Exercise details: Return every entry exactly.

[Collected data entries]
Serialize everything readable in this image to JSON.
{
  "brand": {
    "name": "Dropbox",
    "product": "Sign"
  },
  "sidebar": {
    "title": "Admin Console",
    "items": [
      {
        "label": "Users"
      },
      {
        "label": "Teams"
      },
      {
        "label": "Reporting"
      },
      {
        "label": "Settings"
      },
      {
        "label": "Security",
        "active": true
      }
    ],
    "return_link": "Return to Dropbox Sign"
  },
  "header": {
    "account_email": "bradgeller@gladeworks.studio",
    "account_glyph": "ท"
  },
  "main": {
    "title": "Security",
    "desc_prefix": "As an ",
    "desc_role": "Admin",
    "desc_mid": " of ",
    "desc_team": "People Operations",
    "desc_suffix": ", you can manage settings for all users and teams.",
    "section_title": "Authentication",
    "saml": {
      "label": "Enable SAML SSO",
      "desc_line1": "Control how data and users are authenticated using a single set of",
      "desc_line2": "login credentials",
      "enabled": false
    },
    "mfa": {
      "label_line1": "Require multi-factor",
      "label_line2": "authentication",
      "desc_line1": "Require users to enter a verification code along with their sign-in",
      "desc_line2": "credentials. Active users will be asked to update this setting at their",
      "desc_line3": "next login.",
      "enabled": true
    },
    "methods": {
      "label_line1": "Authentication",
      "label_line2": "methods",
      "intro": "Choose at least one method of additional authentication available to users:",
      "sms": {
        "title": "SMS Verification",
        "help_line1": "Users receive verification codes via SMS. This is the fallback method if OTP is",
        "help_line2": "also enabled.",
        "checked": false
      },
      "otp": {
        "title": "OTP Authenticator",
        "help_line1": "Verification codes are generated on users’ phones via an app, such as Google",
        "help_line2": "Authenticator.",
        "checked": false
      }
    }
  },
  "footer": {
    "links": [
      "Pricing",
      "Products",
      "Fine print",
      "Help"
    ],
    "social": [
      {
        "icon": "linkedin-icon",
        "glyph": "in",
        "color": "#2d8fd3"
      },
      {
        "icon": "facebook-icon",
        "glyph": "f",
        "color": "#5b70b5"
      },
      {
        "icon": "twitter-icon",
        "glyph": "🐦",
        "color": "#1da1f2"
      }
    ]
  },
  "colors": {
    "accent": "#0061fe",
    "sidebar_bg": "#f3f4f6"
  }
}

Response for this exercise:
Serialize everything readable in this image to JSON.
{
  "brand": {
    "name": "Dropbox",
    "product": "Sign"
  },
  "sidebar": {
    "title": "Admin Console",
    "items": [
      {
        "label": "Users"
      },
      {
        "label": "Teams"
      },
      {
        "label": "Reporting"
      },
      {
        "label": "Settings"
      },
      {
        "label": "Security",
        "active": true
      }
    ],
    "return_link": "Return to Dropbox Sign"
  },
  "header": {
    "account_email": "bradgeller@gladeworks.studio",
    "account_glyph": "ท"
  },
  "main": {
    "title": "Security",
    "desc_prefix": "As an ",
    "desc_role": "Admin",
    "desc_mid": " of ",
    "desc_team": "People Operations",
    "desc_suffix": ", you can manage settings for all users and teams.",
    "section_title": "Authentication",
    "saml": {
      "label": "Enable SAML SSO",
      "desc_line1": "Control how data and users are authenticated using a single set of",
      "desc_line2": "login credentials",
      "enabled": false
    },
    "mfa": {
      "label_line1": "Require multi-factor",
      "label_line2": "authentication",
      "desc_line1": "Require users to enter a verification code along with their sign-in",
      "desc_line2": "credentials. Active users will be asked to update this setting at their",
      "desc_line3": "next login.",
      "enabled": true
    },
    "methods": {
      "label_line1": "Authentication",
      "label_line2": "methods",
      "intro": "Choose at least one method of additional authentication available to users:",
      "sms": {
        "title": "SMS Verification",
        "help_line1": "Users receive verification codes via SMS. This is the fallback method if OTP is",
        "help_line2": "also enabled.",
        "checked": false
      },
      "otp": {
        "title": "OTP Authenticator",
        "help_line1": "Verification codes are generated on users’ phones via an app, such as Google",
        "help_line2": "Authenticator.",
        "checked": false
      }
    }
  },
  "footer": {
    "links": [
      "Pricing",
      "Products",
      "Fine print",
      "Help"
    ],
    "social": [
      {
        "icon": "linkedin-icon",
        "glyph": "in",
        "color": "#2d8fd3"
      },
      {
        "icon": "facebook-icon",
        "glyph": "f",
        "color": "#5b70b5"
      },
      {
        "icon": "twitter-icon",
        "glyph": "🐦",
        "color": "#1da1f2"
      }
    ]
  },
  "colors": {
    "accent": "#0061fe",
    "sidebar_bg": "#f3f4f6"
  }
}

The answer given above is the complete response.